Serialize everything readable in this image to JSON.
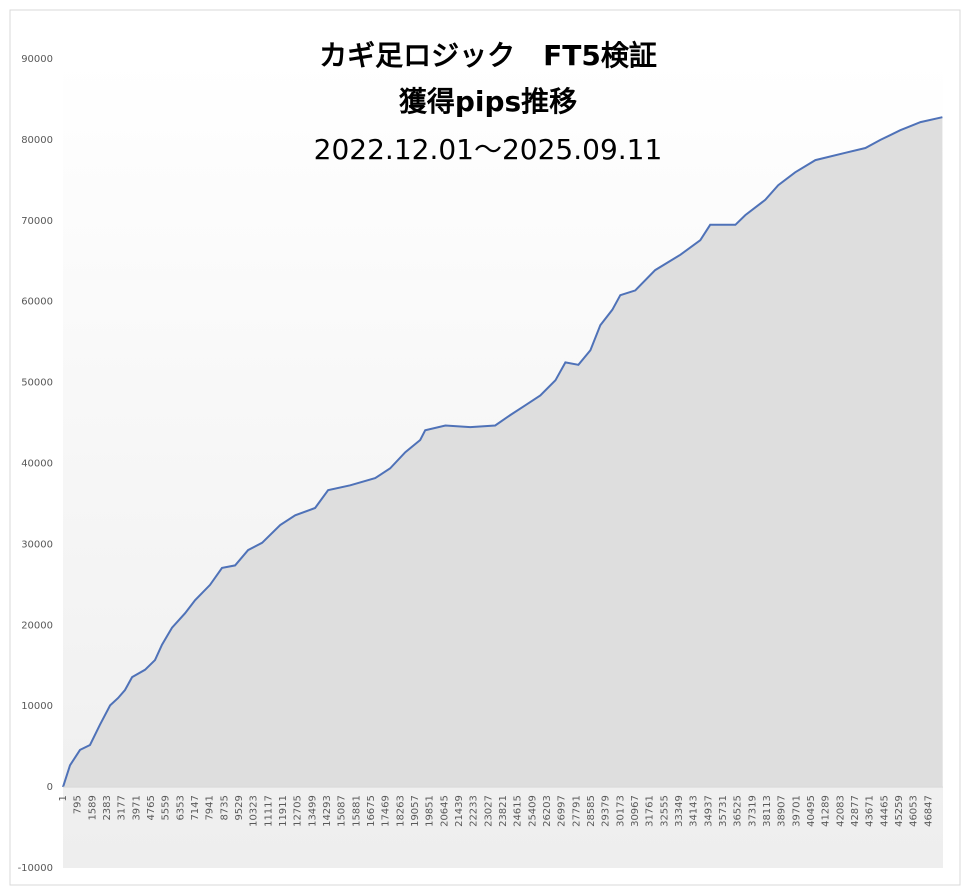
{
  "chart_data": {
    "type": "area",
    "title": "カギ足ロジック　FT5検証",
    "subtitle": "獲得pips推移",
    "period": "2022.12.01～2025.09.11",
    "x": [
      1,
      380,
      920,
      1460,
      2000,
      2550,
      2980,
      3360,
      3740,
      4440,
      4980,
      5360,
      5900,
      6610,
      7150,
      7960,
      8610,
      9320,
      10020,
      10780,
      11760,
      12570,
      13650,
      14350,
      15550,
      16900,
      17710,
      18530,
      19340,
      19610,
      20700,
      22050,
      23400,
      24220,
      25030,
      25840,
      26660,
      27200,
      27900,
      28550,
      29090,
      29740,
      30170,
      30980,
      32060,
      33420,
      34500,
      35040,
      36400,
      36940,
      38020,
      38720,
      39640,
      40730,
      42350,
      43440,
      44250,
      45330,
      46420,
      47610
    ],
    "series": [
      {
        "name": "獲得pips",
        "color": "#4f72b8",
        "values": [
          0,
          2700,
          4600,
          5200,
          7700,
          10100,
          11000,
          12000,
          13600,
          14500,
          15700,
          17600,
          19700,
          21500,
          23100,
          25000,
          27100,
          27400,
          29300,
          30200,
          32400,
          33600,
          34500,
          36700,
          37300,
          38200,
          39400,
          41400,
          42900,
          44100,
          44700,
          44500,
          44700,
          46000,
          47200,
          48400,
          50300,
          52500,
          52200,
          54000,
          57100,
          59000,
          60800,
          61400,
          63900,
          65800,
          67600,
          69500,
          69500,
          70700,
          72600,
          74400,
          76000,
          77500,
          78400,
          79000,
          80000,
          81200,
          82200,
          82800
        ]
      }
    ],
    "area_color": "#dedede",
    "xlim": [
      1,
      47640
    ],
    "xticks": [
      1,
      795,
      1589,
      2383,
      3177,
      3971,
      4765,
      5559,
      6353,
      7147,
      7941,
      8735,
      9529,
      10323,
      11117,
      11911,
      12705,
      13499,
      14293,
      15087,
      15881,
      16675,
      17469,
      18263,
      19057,
      19851,
      20645,
      21439,
      22233,
      23027,
      23821,
      24615,
      25409,
      26203,
      26997,
      27791,
      28585,
      29379,
      30173,
      30967,
      31761,
      32555,
      33349,
      34143,
      34937,
      35731,
      36525,
      37319,
      38113,
      38907,
      39701,
      40495,
      41289,
      42083,
      42877,
      43671,
      44465,
      45259,
      46053,
      46847
    ],
    "ylim": [
      -10000,
      90000
    ],
    "yticks": [
      -10000,
      0,
      10000,
      20000,
      30000,
      40000,
      50000,
      60000,
      70000,
      80000,
      90000
    ],
    "grid": false
  }
}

========================

▸ **Given request**:
The listing above needs to be output again exactly. Don't include the pictures.

▸ **Solved problem**:
Serialize everything readable in this image to JSON.
{
  "chart_data": {
    "type": "area",
    "title": "カギ足ロジック　FT5検証",
    "subtitle": "獲得pips推移",
    "period": "2022.12.01～2025.09.11",
    "x": [
      1,
      380,
      920,
      1460,
      2000,
      2550,
      2980,
      3360,
      3740,
      4440,
      4980,
      5360,
      5900,
      6610,
      7150,
      7960,
      8610,
      9320,
      10020,
      10780,
      11760,
      12570,
      13650,
      14350,
      15550,
      16900,
      17710,
      18530,
      19340,
      19610,
      20700,
      22050,
      23400,
      24220,
      25030,
      25840,
      26660,
      27200,
      27900,
      28550,
      29090,
      29740,
      30170,
      30980,
      32060,
      33420,
      34500,
      35040,
      36400,
      36940,
      38020,
      38720,
      39640,
      40730,
      42350,
      43440,
      44250,
      45330,
      46420,
      47610
    ],
    "series": [
      {
        "name": "獲得pips",
        "color": "#4f72b8",
        "values": [
          0,
          2700,
          4600,
          5200,
          7700,
          10100,
          11000,
          12000,
          13600,
          14500,
          15700,
          17600,
          19700,
          21500,
          23100,
          25000,
          27100,
          27400,
          29300,
          30200,
          32400,
          33600,
          34500,
          36700,
          37300,
          38200,
          39400,
          41400,
          42900,
          44100,
          44700,
          44500,
          44700,
          46000,
          47200,
          48400,
          50300,
          52500,
          52200,
          54000,
          57100,
          59000,
          60800,
          61400,
          63900,
          65800,
          67600,
          69500,
          69500,
          70700,
          72600,
          74400,
          76000,
          77500,
          78400,
          79000,
          80000,
          81200,
          82200,
          82800
        ]
      }
    ],
    "area_color": "#dedede",
    "xlim": [
      1,
      47640
    ],
    "xticks": [
      1,
      795,
      1589,
      2383,
      3177,
      3971,
      4765,
      5559,
      6353,
      7147,
      7941,
      8735,
      9529,
      10323,
      11117,
      11911,
      12705,
      13499,
      14293,
      15087,
      15881,
      16675,
      17469,
      18263,
      19057,
      19851,
      20645,
      21439,
      22233,
      23027,
      23821,
      24615,
      25409,
      26203,
      26997,
      27791,
      28585,
      29379,
      30173,
      30967,
      31761,
      32555,
      33349,
      34143,
      34937,
      35731,
      36525,
      37319,
      38113,
      38907,
      39701,
      40495,
      41289,
      42083,
      42877,
      43671,
      44465,
      45259,
      46053,
      46847
    ],
    "ylim": [
      -10000,
      90000
    ],
    "yticks": [
      -10000,
      0,
      10000,
      20000,
      30000,
      40000,
      50000,
      60000,
      70000,
      80000,
      90000
    ],
    "grid": false
  }
}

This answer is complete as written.